Input for this task:
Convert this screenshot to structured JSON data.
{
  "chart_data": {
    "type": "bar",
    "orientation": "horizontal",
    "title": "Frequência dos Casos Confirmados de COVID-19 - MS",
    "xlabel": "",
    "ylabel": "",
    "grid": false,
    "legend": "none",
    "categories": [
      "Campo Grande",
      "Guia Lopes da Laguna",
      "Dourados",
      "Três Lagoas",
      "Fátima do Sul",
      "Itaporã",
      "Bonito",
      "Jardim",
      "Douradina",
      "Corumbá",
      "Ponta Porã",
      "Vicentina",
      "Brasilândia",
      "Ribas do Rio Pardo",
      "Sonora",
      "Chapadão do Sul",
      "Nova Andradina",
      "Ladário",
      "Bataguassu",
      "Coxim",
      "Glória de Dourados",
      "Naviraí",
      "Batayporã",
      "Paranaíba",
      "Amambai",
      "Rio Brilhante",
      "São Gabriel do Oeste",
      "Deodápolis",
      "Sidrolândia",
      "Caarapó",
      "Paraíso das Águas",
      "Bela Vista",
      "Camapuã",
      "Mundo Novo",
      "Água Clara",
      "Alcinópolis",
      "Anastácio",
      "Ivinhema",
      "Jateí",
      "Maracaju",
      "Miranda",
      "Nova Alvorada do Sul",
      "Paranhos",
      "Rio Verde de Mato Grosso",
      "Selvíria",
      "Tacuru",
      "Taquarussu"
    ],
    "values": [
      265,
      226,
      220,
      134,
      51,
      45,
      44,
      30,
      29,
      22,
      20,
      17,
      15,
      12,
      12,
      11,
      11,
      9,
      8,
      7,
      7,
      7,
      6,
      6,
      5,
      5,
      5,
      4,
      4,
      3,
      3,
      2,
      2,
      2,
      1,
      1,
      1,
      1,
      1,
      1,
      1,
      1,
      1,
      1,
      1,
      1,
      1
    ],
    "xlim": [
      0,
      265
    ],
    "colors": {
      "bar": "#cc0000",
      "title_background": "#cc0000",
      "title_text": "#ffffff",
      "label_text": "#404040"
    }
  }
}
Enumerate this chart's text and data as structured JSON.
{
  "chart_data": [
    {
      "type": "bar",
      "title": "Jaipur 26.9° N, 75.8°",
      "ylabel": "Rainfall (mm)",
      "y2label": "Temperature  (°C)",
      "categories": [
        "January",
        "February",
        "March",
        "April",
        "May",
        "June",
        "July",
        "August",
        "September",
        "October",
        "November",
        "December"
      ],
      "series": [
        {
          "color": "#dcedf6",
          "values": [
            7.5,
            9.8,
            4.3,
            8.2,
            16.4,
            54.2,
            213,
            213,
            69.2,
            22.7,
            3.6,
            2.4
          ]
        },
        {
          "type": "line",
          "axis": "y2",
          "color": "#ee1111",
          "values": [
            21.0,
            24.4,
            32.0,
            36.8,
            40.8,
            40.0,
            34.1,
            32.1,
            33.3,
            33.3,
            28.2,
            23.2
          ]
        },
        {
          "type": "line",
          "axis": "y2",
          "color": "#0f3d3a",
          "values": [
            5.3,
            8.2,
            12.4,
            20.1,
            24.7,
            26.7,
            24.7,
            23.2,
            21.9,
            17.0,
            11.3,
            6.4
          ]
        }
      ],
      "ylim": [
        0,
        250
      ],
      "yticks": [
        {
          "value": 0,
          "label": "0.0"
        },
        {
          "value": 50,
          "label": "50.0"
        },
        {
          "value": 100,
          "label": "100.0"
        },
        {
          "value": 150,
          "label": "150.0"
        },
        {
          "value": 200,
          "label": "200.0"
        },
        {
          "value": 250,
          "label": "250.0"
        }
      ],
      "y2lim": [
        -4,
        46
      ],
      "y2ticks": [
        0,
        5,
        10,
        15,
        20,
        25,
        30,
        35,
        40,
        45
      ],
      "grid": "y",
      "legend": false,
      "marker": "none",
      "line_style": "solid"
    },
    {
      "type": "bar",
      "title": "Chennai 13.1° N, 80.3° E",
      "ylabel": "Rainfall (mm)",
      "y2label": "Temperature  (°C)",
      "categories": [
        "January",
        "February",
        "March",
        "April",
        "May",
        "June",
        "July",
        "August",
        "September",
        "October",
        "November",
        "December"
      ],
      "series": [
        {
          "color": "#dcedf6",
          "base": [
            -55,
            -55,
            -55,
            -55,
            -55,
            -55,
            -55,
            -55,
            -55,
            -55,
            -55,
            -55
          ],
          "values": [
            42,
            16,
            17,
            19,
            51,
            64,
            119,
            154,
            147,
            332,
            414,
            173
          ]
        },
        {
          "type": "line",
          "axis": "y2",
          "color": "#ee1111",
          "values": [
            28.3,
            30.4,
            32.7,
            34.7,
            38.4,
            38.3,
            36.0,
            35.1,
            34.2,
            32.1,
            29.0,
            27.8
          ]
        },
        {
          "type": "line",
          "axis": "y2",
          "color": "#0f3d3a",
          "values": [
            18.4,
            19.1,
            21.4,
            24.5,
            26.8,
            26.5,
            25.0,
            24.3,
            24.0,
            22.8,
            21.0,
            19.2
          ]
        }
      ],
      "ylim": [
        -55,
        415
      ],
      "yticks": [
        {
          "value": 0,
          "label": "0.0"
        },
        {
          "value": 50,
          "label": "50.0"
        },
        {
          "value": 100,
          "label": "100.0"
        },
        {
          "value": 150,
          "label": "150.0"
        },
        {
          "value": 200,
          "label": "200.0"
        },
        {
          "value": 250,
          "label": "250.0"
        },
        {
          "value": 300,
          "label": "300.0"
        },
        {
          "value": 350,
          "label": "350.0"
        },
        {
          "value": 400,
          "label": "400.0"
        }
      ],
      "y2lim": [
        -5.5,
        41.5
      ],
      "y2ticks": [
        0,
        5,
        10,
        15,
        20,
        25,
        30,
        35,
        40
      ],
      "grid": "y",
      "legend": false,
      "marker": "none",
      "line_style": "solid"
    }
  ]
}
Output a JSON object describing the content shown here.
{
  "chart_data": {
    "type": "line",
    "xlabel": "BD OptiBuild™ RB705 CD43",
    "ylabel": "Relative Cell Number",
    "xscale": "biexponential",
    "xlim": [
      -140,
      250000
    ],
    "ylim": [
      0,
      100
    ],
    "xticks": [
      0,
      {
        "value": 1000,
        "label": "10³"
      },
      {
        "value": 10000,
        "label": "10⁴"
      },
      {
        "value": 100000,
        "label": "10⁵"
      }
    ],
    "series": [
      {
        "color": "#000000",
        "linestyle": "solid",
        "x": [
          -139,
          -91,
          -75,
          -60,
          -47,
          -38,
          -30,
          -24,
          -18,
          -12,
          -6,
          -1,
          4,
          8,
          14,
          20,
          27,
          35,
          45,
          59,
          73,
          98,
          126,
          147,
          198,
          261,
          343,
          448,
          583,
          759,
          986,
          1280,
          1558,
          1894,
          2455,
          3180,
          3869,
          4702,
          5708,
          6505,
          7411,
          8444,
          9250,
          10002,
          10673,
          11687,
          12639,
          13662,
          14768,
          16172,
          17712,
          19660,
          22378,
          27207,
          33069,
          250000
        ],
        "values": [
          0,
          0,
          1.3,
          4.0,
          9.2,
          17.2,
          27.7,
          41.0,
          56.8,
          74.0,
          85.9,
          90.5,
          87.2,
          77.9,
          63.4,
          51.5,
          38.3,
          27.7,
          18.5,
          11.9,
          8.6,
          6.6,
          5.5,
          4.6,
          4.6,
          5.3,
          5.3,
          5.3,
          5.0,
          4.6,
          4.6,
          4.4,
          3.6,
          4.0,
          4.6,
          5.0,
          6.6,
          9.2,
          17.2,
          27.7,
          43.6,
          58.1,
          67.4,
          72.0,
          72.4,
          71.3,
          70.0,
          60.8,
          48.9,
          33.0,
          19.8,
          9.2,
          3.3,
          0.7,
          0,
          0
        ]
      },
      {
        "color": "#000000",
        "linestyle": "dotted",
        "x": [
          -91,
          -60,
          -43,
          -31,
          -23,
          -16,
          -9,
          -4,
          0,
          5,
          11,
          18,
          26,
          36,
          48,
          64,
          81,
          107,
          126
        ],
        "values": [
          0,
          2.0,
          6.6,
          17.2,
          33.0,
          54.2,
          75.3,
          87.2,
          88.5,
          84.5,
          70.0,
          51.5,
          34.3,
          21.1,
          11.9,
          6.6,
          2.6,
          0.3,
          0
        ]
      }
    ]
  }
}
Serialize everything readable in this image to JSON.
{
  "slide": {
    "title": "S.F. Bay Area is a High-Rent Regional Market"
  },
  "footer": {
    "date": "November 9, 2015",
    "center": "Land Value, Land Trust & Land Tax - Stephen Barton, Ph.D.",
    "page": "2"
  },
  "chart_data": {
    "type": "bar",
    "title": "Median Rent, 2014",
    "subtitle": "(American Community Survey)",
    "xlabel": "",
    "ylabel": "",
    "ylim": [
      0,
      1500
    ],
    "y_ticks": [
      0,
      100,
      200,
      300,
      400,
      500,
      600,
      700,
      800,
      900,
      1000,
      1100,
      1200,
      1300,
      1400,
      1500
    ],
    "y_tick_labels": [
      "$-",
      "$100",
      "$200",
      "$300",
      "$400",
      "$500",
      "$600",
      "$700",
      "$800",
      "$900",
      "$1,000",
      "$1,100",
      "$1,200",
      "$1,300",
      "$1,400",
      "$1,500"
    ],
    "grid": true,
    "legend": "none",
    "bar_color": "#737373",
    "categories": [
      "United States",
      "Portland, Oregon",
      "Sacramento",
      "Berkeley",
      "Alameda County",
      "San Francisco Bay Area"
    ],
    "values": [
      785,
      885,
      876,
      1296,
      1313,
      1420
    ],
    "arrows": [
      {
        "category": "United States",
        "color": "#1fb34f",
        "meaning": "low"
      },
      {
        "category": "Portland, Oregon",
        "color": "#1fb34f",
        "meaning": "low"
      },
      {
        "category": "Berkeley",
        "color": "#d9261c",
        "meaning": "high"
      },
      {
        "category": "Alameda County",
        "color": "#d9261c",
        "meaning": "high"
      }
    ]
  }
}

What the exercise asks: Pull out and copy each line containing the string "United".

Solution to this exercise:
      "United States",
        "category": "United States",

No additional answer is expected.